◆ **Given problem**: Show every line that has the string "آموزش" in it.

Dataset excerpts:
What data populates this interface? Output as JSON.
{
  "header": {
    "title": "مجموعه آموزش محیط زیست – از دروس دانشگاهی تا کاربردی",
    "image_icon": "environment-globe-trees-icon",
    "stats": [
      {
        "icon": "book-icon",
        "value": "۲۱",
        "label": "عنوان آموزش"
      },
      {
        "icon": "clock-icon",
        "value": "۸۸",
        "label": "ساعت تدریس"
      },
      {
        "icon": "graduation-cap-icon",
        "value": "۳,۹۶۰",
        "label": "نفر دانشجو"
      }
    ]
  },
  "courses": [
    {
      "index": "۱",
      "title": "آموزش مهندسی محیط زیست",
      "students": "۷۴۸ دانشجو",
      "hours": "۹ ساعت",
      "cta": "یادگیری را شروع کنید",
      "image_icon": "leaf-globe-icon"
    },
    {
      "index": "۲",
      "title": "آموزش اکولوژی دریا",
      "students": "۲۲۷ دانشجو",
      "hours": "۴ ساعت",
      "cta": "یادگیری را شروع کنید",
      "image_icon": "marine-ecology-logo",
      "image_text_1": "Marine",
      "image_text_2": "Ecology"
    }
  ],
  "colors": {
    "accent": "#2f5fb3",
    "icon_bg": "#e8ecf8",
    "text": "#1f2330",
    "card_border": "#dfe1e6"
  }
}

◆ **The result**:
    "title": "مجموعه آموزش محیط زیست – از دروس دانشگاهی تا کاربردی",
        "label": "عنوان آموزش"
      "title": "آموزش مهندسی محیط زیست",
      "title": "آموزش اکولوژی دریا",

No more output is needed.